> THE EXERCISE
Each record must be reproduced exactly as it is shown.

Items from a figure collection

········

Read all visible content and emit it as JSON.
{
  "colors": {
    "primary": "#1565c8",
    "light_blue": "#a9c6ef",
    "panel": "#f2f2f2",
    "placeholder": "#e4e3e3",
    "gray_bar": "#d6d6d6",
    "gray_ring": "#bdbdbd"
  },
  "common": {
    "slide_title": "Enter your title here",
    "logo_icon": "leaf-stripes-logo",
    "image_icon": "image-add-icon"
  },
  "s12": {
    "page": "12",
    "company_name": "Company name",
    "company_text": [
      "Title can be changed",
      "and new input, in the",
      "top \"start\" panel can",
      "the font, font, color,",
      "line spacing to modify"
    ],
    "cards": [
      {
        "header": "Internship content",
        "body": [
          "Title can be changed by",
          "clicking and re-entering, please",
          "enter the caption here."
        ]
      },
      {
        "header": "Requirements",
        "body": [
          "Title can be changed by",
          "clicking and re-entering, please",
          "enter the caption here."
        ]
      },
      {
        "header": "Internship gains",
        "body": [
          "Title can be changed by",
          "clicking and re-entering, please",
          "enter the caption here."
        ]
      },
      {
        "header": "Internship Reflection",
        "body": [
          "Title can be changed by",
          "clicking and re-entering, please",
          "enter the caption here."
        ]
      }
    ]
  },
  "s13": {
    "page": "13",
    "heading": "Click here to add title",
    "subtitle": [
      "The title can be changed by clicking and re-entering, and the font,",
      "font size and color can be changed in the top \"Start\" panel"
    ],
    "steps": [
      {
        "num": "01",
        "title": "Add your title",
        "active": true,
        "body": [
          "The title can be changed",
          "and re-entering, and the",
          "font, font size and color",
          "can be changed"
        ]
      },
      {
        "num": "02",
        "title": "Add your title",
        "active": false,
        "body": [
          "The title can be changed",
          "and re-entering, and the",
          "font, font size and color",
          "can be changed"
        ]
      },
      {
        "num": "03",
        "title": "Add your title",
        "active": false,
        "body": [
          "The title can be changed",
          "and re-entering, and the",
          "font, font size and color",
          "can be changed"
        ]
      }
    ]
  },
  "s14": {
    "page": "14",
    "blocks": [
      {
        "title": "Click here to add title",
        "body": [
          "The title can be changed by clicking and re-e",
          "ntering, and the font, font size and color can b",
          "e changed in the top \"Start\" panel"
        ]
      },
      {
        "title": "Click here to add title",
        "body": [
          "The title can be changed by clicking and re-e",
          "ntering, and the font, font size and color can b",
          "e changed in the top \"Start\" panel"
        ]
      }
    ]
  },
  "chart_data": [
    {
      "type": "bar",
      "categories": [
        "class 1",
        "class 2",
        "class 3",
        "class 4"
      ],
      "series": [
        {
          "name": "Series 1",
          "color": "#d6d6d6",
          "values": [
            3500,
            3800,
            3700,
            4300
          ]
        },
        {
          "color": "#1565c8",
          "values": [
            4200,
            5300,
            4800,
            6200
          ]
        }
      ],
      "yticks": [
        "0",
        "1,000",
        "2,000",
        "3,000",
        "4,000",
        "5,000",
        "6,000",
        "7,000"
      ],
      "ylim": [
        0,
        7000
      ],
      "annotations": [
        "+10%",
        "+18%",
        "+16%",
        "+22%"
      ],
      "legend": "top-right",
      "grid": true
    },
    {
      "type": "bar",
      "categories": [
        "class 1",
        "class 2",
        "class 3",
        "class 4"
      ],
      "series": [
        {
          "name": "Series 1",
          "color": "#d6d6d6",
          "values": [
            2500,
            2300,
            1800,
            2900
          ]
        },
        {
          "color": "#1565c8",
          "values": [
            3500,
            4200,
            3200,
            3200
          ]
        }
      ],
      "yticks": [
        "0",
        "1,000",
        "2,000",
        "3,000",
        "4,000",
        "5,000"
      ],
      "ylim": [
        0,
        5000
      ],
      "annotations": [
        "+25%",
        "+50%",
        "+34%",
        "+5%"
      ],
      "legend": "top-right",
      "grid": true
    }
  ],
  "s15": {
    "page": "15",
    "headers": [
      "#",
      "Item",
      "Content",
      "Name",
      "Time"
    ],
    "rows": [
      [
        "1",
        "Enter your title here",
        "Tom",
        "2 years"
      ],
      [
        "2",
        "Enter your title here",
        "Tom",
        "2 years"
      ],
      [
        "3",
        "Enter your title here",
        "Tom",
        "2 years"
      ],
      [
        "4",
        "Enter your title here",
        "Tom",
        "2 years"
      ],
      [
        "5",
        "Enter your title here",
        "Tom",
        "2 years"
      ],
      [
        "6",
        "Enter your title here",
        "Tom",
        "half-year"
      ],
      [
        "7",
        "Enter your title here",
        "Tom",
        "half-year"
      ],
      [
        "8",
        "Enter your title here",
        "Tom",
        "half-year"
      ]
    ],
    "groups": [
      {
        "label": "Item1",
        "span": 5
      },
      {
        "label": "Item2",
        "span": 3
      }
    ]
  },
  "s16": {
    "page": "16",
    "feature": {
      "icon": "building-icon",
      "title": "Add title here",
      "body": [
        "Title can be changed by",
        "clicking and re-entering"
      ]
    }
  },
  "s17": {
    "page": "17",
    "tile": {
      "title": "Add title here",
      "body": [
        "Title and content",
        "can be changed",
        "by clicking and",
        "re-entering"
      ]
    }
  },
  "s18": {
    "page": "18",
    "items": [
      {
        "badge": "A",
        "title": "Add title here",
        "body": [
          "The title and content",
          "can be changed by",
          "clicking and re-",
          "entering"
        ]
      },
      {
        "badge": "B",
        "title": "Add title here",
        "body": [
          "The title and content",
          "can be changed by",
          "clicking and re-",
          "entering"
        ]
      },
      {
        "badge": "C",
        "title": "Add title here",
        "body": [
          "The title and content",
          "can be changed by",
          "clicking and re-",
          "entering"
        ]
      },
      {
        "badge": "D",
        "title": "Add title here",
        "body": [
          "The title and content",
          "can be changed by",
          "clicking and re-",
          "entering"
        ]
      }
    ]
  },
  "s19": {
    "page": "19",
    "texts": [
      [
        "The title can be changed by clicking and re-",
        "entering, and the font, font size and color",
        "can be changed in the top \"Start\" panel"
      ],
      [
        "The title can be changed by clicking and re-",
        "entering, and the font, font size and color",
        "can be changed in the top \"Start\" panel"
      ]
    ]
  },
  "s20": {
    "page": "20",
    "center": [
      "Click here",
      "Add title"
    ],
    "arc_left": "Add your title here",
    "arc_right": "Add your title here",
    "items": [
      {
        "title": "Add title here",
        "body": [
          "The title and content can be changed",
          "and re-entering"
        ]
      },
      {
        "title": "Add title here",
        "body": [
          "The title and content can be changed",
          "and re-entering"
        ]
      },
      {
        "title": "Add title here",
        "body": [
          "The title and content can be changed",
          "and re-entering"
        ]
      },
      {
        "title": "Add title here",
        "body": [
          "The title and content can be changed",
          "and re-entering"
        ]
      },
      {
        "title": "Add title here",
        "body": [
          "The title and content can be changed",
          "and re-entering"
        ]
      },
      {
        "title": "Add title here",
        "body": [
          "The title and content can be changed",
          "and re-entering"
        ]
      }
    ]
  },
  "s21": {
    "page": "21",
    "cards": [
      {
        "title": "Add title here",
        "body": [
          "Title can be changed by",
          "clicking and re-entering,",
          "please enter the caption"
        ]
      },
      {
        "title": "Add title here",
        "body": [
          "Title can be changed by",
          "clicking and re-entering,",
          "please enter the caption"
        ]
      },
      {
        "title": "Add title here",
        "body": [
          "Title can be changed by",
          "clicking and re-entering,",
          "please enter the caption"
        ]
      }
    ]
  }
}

········

> ANSWER TO THE TASK
Read all visible content and emit it as JSON.
{
  "colors": {
    "primary": "#1565c8",
    "light_blue": "#a9c6ef",
    "panel": "#f2f2f2",
    "placeholder": "#e4e3e3",
    "gray_bar": "#d6d6d6",
    "gray_ring": "#bdbdbd"
  },
  "common": {
    "slide_title": "Enter your title here",
    "logo_icon": "leaf-stripes-logo",
    "image_icon": "image-add-icon"
  },
  "s12": {
    "page": "12",
    "company_name": "Company name",
    "company_text": [
      "Title can be changed",
      "and new input, in the",
      "top \"start\" panel can",
      "the font, font, color,",
      "line spacing to modify"
    ],
    "cards": [
      {
        "header": "Internship content",
        "body": [
          "Title can be changed by",
          "clicking and re-entering, please",
          "enter the caption here."
        ]
      },
      {
        "header": "Requirements",
        "body": [
          "Title can be changed by",
          "clicking and re-entering, please",
          "enter the caption here."
        ]
      },
      {
        "header": "Internship gains",
        "body": [
          "Title can be changed by",
          "clicking and re-entering, please",
          "enter the caption here."
        ]
      },
      {
        "header": "Internship Reflection",
        "body": [
          "Title can be changed by",
          "clicking and re-entering, please",
          "enter the caption here."
        ]
      }
    ]
  },
  "s13": {
    "page": "13",
    "heading": "Click here to add title",
    "subtitle": [
      "The title can be changed by clicking and re-entering, and the font,",
      "font size and color can be changed in the top \"Start\" panel"
    ],
    "steps": [
      {
        "num": "01",
        "title": "Add your title",
        "active": true,
        "body": [
          "The title can be changed",
          "and re-entering, and the",
          "font, font size and color",
          "can be changed"
        ]
      },
      {
        "num": "02",
        "title": "Add your title",
        "active": false,
        "body": [
          "The title can be changed",
          "and re-entering, and the",
          "font, font size and color",
          "can be changed"
        ]
      },
      {
        "num": "03",
        "title": "Add your title",
        "active": false,
        "body": [
          "The title can be changed",
          "and re-entering, and the",
          "font, font size and color",
          "can be changed"
        ]
      }
    ]
  },
  "s14": {
    "page": "14",
    "blocks": [
      {
        "title": "Click here to add title",
        "body": [
          "The title can be changed by clicking and re-e",
          "ntering, and the font, font size and color can b",
          "e changed in the top \"Start\" panel"
        ]
      },
      {
        "title": "Click here to add title",
        "body": [
          "The title can be changed by clicking and re-e",
          "ntering, and the font, font size and color can b",
          "e changed in the top \"Start\" panel"
        ]
      }
    ]
  },
  "chart_data": [
    {
      "type": "bar",
      "categories": [
        "class 1",
        "class 2",
        "class 3",
        "class 4"
      ],
      "series": [
        {
          "name": "Series 1",
          "color": "#d6d6d6",
          "values": [
            3500,
            3800,
            3700,
            4300
          ]
        },
        {
          "color": "#1565c8",
          "values": [
            4200,
            5300,
            4800,
            6200
          ]
        }
      ],
      "yticks": [
        "0",
        "1,000",
        "2,000",
        "3,000",
        "4,000",
        "5,000",
        "6,000",
        "7,000"
      ],
      "ylim": [
        0,
        7000
      ],
      "annotations": [
        "+10%",
        "+18%",
        "+16%",
        "+22%"
      ],
      "legend": "top-right",
      "grid": true
    },
    {
      "type": "bar",
      "categories": [
        "class 1",
        "class 2",
        "class 3",
        "class 4"
      ],
      "series": [
        {
          "name": "Series 1",
          "color": "#d6d6d6",
          "values": [
            2500,
            2300,
            1800,
            2900
          ]
        },
        {
          "color": "#1565c8",
          "values": [
            3500,
            4200,
            3200,
            3200
          ]
        }
      ],
      "yticks": [
        "0",
        "1,000",
        "2,000",
        "3,000",
        "4,000",
        "5,000"
      ],
      "ylim": [
        0,
        5000
      ],
      "annotations": [
        "+25%",
        "+50%",
        "+34%",
        "+5%"
      ],
      "legend": "top-right",
      "grid": true
    }
  ],
  "s15": {
    "page": "15",
    "headers": [
      "#",
      "Item",
      "Content",
      "Name",
      "Time"
    ],
    "rows": [
      [
        "1",
        "Enter your title here",
        "Tom",
        "2 years"
      ],
      [
        "2",
        "Enter your title here",
        "Tom",
        "2 years"
      ],
      [
        "3",
        "Enter your title here",
        "Tom",
        "2 years"
      ],
      [
        "4",
        "Enter your title here",
        "Tom",
        "2 years"
      ],
      [
        "5",
        "Enter your title here",
        "Tom",
        "2 years"
      ],
      [
        "6",
        "Enter your title here",
        "Tom",
        "half-year"
      ],
      [
        "7",
        "Enter your title here",
        "Tom",
        "half-year"
      ],
      [
        "8",
        "Enter your title here",
        "Tom",
        "half-year"
      ]
    ],
    "groups": [
      {
        "label": "Item1",
        "span": 5
      },
      {
        "label": "Item2",
        "span": 3
      }
    ]
  },
  "s16": {
    "page": "16",
    "feature": {
      "icon": "building-icon",
      "title": "Add title here",
      "body": [
        "Title can be changed by",
        "clicking and re-entering"
      ]
    }
  },
  "s17": {
    "page": "17",
    "tile": {
      "title": "Add title here",
      "body": [
        "Title and content",
        "can be changed",
        "by clicking and",
        "re-entering"
      ]
    }
  },
  "s18": {
    "page": "18",
    "items": [
      {
        "badge": "A",
        "title": "Add title here",
        "body": [
          "The title and content",
          "can be changed by",
          "clicking and re-",
          "entering"
        ]
      },
      {
        "badge": "B",
        "title": "Add title here",
        "body": [
          "The title and content",
          "can be changed by",
          "clicking and re-",
          "entering"
        ]
      },
      {
        "badge": "C",
        "title": "Add title here",
        "body": [
          "The title and content",
          "can be changed by",
          "clicking and re-",
          "entering"
        ]
      },
      {
        "badge": "D",
        "title": "Add title here",
        "body": [
          "The title and content",
          "can be changed by",
          "clicking and re-",
          "entering"
        ]
      }
    ]
  },
  "s19": {
    "page": "19",
    "texts": [
      [
        "The title can be changed by clicking and re-",
        "entering, and the font, font size and color",
        "can be changed in the top \"Start\" panel"
      ],
      [
        "The title can be changed by clicking and re-",
        "entering, and the font, font size and color",
        "can be changed in the top \"Start\" panel"
      ]
    ]
  },
  "s20": {
    "page": "20",
    "center": [
      "Click here",
      "Add title"
    ],
    "arc_left": "Add your title here",
    "arc_right": "Add your title here",
    "items": [
      {
        "title": "Add title here",
        "body": [
          "The title and content can be changed",
          "and re-entering"
        ]
      },
      {
        "title": "Add title here",
        "body": [
          "The title and content can be changed",
          "and re-entering"
        ]
      },
      {
        "title": "Add title here",
        "body": [
          "The title and content can be changed",
          "and re-entering"
        ]
      },
      {
        "title": "Add title here",
        "body": [
          "The title and content can be changed",
          "and re-entering"
        ]
      },
      {
        "title": "Add title here",
        "body": [
          "The title and content can be changed",
          "and re-entering"
        ]
      },
      {
        "title": "Add title here",
        "body": [
          "The title and content can be changed",
          "and re-entering"
        ]
      }
    ]
  },
  "s21": {
    "page": "21",
    "cards": [
      {
        "title": "Add title here",
        "body": [
          "Title can be changed by",
          "clicking and re-entering,",
          "please enter the caption"
        ]
      },
      {
        "title": "Add title here",
        "body": [
          "Title can be changed by",
          "clicking and re-entering,",
          "please enter the caption"
        ]
      },
      {
        "title": "Add title here",
        "body": [
          "Title can be changed by",
          "clicking and re-entering,",
          "please enter the caption"
        ]
      }
    ]
  }
}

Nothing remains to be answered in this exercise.